Problem requirements: Write each line out exactly, leaving none out.

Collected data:
════
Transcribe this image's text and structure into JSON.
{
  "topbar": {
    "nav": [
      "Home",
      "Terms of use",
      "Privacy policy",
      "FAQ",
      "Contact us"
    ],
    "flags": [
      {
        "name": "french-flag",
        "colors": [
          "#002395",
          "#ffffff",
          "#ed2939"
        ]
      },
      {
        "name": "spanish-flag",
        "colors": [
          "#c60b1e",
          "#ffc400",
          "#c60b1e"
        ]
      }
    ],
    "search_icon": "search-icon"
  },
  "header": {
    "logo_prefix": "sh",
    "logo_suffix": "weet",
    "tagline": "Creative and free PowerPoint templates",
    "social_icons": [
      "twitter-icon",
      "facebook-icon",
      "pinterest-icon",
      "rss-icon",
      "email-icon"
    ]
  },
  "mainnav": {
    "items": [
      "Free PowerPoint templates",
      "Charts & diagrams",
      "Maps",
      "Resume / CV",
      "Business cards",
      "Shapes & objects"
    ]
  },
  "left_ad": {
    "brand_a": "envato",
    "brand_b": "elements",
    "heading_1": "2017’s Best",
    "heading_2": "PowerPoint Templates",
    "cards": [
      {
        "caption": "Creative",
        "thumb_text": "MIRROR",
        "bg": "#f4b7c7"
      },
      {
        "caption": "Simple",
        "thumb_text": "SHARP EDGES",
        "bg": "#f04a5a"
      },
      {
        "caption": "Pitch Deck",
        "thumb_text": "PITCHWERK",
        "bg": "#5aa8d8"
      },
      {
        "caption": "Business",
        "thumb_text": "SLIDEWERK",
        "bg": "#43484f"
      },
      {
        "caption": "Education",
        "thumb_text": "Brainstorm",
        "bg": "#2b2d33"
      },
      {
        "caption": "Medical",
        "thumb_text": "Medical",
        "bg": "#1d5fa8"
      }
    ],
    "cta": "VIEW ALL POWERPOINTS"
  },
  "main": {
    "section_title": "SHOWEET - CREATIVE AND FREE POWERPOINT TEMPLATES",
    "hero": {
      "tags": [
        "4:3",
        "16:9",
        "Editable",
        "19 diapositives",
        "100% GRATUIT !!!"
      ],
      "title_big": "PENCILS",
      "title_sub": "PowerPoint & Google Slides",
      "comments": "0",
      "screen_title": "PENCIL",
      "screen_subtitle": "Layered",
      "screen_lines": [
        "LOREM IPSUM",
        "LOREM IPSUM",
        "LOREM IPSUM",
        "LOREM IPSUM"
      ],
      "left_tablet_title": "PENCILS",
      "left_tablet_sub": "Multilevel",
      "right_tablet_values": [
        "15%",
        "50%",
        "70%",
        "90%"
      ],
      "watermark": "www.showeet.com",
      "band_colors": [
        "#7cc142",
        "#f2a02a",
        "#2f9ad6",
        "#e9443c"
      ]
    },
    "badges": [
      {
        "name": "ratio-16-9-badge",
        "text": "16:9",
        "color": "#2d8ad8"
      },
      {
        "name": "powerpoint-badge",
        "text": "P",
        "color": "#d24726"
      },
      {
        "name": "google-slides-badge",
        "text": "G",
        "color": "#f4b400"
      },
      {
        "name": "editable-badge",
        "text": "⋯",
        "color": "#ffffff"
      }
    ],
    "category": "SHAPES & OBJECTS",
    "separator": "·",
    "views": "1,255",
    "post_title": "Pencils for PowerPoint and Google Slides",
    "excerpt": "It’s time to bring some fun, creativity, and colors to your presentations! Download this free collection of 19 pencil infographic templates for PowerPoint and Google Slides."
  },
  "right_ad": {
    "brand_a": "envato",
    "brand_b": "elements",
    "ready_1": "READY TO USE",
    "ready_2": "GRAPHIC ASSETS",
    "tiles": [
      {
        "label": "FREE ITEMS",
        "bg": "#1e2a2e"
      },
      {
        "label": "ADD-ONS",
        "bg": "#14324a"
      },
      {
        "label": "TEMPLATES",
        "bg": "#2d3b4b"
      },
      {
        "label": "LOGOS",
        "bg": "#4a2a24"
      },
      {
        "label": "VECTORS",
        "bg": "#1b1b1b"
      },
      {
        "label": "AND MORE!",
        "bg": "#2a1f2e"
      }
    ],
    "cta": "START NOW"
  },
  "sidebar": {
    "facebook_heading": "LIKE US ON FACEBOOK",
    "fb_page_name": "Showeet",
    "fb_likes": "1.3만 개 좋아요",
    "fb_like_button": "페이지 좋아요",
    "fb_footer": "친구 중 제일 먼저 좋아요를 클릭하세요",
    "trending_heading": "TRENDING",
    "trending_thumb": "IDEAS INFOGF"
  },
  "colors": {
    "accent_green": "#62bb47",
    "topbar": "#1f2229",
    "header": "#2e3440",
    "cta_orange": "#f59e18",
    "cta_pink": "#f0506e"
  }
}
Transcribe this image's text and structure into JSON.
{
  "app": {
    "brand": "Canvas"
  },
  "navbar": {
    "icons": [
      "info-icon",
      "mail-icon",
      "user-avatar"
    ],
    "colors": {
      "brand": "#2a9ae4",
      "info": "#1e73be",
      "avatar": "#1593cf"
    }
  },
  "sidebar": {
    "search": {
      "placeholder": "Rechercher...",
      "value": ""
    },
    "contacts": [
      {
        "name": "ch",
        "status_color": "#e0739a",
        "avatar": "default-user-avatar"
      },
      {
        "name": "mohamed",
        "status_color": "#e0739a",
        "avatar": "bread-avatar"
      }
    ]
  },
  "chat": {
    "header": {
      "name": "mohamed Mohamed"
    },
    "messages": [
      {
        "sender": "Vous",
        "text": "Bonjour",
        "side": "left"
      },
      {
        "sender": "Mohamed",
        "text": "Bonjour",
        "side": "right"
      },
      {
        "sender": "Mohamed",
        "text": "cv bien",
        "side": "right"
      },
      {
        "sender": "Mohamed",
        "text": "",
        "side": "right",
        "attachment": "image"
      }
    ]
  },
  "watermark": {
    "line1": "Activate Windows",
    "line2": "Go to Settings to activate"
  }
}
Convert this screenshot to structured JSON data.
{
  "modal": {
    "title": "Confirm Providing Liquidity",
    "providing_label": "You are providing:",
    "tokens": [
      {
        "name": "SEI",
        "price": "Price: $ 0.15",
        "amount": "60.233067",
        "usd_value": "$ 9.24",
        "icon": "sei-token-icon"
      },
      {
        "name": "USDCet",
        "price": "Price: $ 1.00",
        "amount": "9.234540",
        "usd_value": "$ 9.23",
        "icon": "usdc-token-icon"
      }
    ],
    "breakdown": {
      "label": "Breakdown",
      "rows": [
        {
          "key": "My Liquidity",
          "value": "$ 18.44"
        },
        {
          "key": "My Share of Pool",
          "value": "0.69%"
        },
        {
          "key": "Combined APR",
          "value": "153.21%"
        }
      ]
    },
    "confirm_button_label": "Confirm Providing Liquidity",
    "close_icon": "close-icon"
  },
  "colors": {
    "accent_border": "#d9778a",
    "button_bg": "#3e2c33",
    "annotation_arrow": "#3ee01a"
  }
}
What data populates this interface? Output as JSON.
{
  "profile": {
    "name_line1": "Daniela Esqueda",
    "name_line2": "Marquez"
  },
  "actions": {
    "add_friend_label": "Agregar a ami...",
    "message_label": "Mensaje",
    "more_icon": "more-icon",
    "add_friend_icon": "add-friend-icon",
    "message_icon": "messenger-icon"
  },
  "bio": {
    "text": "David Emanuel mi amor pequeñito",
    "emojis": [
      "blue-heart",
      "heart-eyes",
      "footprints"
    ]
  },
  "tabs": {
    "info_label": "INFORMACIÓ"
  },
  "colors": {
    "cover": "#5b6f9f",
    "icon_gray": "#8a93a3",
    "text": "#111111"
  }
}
════
Final result:
Transcribe this image's text and structure into JSON.
{
  "topbar": {
    "nav": [
      "Home",
      "Terms of use",
      "Privacy policy",
      "FAQ",
      "Contact us"
    ],
    "flags": [
      {
        "name": "french-flag",
        "colors": [
          "#002395",
          "#ffffff",
          "#ed2939"
        ]
      },
      {
        "name": "spanish-flag",
        "colors": [
          "#c60b1e",
          "#ffc400",
          "#c60b1e"
        ]
      }
    ],
    "search_icon": "search-icon"
  },
  "header": {
    "logo_prefix": "sh",
    "logo_suffix": "weet",
    "tagline": "Creative and free PowerPoint templates",
    "social_icons": [
      "twitter-icon",
      "facebook-icon",
      "pinterest-icon",
      "rss-icon",
      "email-icon"
    ]
  },
  "mainnav": {
    "items": [
      "Free PowerPoint templates",
      "Charts & diagrams",
      "Maps",
      "Resume / CV",
      "Business cards",
      "Shapes & objects"
    ]
  },
  "left_ad": {
    "brand_a": "envato",
    "brand_b": "elements",
    "heading_1": "2017’s Best",
    "heading_2": "PowerPoint Templates",
    "cards": [
      {
        "caption": "Creative",
        "thumb_text": "MIRROR",
        "bg": "#f4b7c7"
      },
      {
        "caption": "Simple",
        "thumb_text": "SHARP EDGES",
        "bg": "#f04a5a"
      },
      {
        "caption": "Pitch Deck",
        "thumb_text": "PITCHWERK",
        "bg": "#5aa8d8"
      },
      {
        "caption": "Business",
        "thumb_text": "SLIDEWERK",
        "bg": "#43484f"
      },
      {
        "caption": "Education",
        "thumb_text": "Brainstorm",
        "bg": "#2b2d33"
      },
      {
        "caption": "Medical",
        "thumb_text": "Medical",
        "bg": "#1d5fa8"
      }
    ],
    "cta": "VIEW ALL POWERPOINTS"
  },
  "main": {
    "section_title": "SHOWEET - CREATIVE AND FREE POWERPOINT TEMPLATES",
    "hero": {
      "tags": [
        "4:3",
        "16:9",
        "Editable",
        "19 diapositives",
        "100% GRATUIT !!!"
      ],
      "title_big": "PENCILS",
      "title_sub": "PowerPoint & Google Slides",
      "comments": "0",
      "screen_title": "PENCIL",
      "screen_subtitle": "Layered",
      "screen_lines": [
        "LOREM IPSUM",
        "LOREM IPSUM",
        "LOREM IPSUM",
        "LOREM IPSUM"
      ],
      "left_tablet_title": "PENCILS",
      "left_tablet_sub": "Multilevel",
      "right_tablet_values": [
        "15%",
        "50%",
        "70%",
        "90%"
      ],
      "watermark": "www.showeet.com",
      "band_colors": [
        "#7cc142",
        "#f2a02a",
        "#2f9ad6",
        "#e9443c"
      ]
    },
    "badges": [
      {
        "name": "ratio-16-9-badge",
        "text": "16:9",
        "color": "#2d8ad8"
      },
      {
        "name": "powerpoint-badge",
        "text": "P",
        "color": "#d24726"
      },
      {
        "name": "google-slides-badge",
        "text": "G",
        "color": "#f4b400"
      },
      {
        "name": "editable-badge",
        "text": "⋯",
        "color": "#ffffff"
      }
    ],
    "category": "SHAPES & OBJECTS",
    "separator": "·",
    "views": "1,255",
    "post_title": "Pencils for PowerPoint and Google Slides",
    "excerpt": "It’s time to bring some fun, creativity, and colors to your presentations! Download this free collection of 19 pencil infographic templates for PowerPoint and Google Slides."
  },
  "right_ad": {
    "brand_a": "envato",
    "brand_b": "elements",
    "ready_1": "READY TO USE",
    "ready_2": "GRAPHIC ASSETS",
    "tiles": [
      {
        "label": "FREE ITEMS",
        "bg": "#1e2a2e"
      },
      {
        "label": "ADD-ONS",
        "bg": "#14324a"
      },
      {
        "label": "TEMPLATES",
        "bg": "#2d3b4b"
      },
      {
        "label": "LOGOS",
        "bg": "#4a2a24"
      },
      {
        "label": "VECTORS",
        "bg": "#1b1b1b"
      },
      {
        "label": "AND MORE!",
        "bg": "#2a1f2e"
      }
    ],
    "cta": "START NOW"
  },
  "sidebar": {
    "facebook_heading": "LIKE US ON FACEBOOK",
    "fb_page_name": "Showeet",
    "fb_likes": "1.3만 개 좋아요",
    "fb_like_button": "페이지 좋아요",
    "fb_footer": "친구 중 제일 먼저 좋아요를 클릭하세요",
    "trending_heading": "TRENDING",
    "trending_thumb": "IDEAS INFOGF"
  },
  "colors": {
    "accent_green": "#62bb47",
    "topbar": "#1f2229",
    "header": "#2e3440",
    "cta_orange": "#f59e18",
    "cta_pink": "#f0506e"
  }
}
Transcribe this image's text and structure into JSON.
{
  "app": {
    "brand": "Canvas"
  },
  "navbar": {
    "icons": [
      "info-icon",
      "mail-icon",
      "user-avatar"
    ],
    "colors": {
      "brand": "#2a9ae4",
      "info": "#1e73be",
      "avatar": "#1593cf"
    }
  },
  "sidebar": {
    "search": {
      "placeholder": "Rechercher...",
      "value": ""
    },
    "contacts": [
      {
        "name": "ch",
        "status_color": "#e0739a",
        "avatar": "default-user-avatar"
      },
      {
        "name": "mohamed",
        "status_color": "#e0739a",
        "avatar": "bread-avatar"
      }
    ]
  },
  "chat": {
    "header": {
      "name": "mohamed Mohamed"
    },
    "messages": [
      {
        "sender": "Vous",
        "text": "Bonjour",
        "side": "left"
      },
      {
        "sender": "Mohamed",
        "text": "Bonjour",
        "side": "right"
      },
      {
        "sender": "Mohamed",
        "text": "cv bien",
        "side": "right"
      },
      {
        "sender": "Mohamed",
        "text": "",
        "side": "right",
        "attachment": "image"
      }
    ]
  },
  "watermark": {
    "line1": "Activate Windows",
    "line2": "Go to Settings to activate"
  }
}
Convert this screenshot to structured JSON data.
{
  "modal": {
    "title": "Confirm Providing Liquidity",
    "providing_label": "You are providing:",
    "tokens": [
      {
        "name": "SEI",
        "price": "Price: $ 0.15",
        "amount": "60.233067",
        "usd_value": "$ 9.24",
        "icon": "sei-token-icon"
      },
      {
        "name": "USDCet",
        "price": "Price: $ 1.00",
        "amount": "9.234540",
        "usd_value": "$ 9.23",
        "icon": "usdc-token-icon"
      }
    ],
    "breakdown": {
      "label": "Breakdown",
      "rows": [
        {
          "key": "My Liquidity",
          "value": "$ 18.44"
        },
        {
          "key": "My Share of Pool",
          "value": "0.69%"
        },
        {
          "key": "Combined APR",
          "value": "153.21%"
        }
      ]
    },
    "confirm_button_label": "Confirm Providing Liquidity",
    "close_icon": "close-icon"
  },
  "colors": {
    "accent_border": "#d9778a",
    "button_bg": "#3e2c33",
    "annotation_arrow": "#3ee01a"
  }
}
What data populates this interface? Output as JSON.
{
  "profile": {
    "name_line1": "Daniela Esqueda",
    "name_line2": "Marquez"
  },
  "actions": {
    "add_friend_label": "Agregar a ami...",
    "message_label": "Mensaje",
    "more_icon": "more-icon",
    "add_friend_icon": "add-friend-icon",
    "message_icon": "messenger-icon"
  },
  "bio": {
    "text": "David Emanuel mi amor pequeñito",
    "emojis": [
      "blue-heart",
      "heart-eyes",
      "footprints"
    ]
  },
  "tabs": {
    "info_label": "INFORMACIÓ"
  },
  "colors": {
    "cover": "#5b6f9f",
    "icon_gray": "#8a93a3",
    "text": "#111111"
  }
}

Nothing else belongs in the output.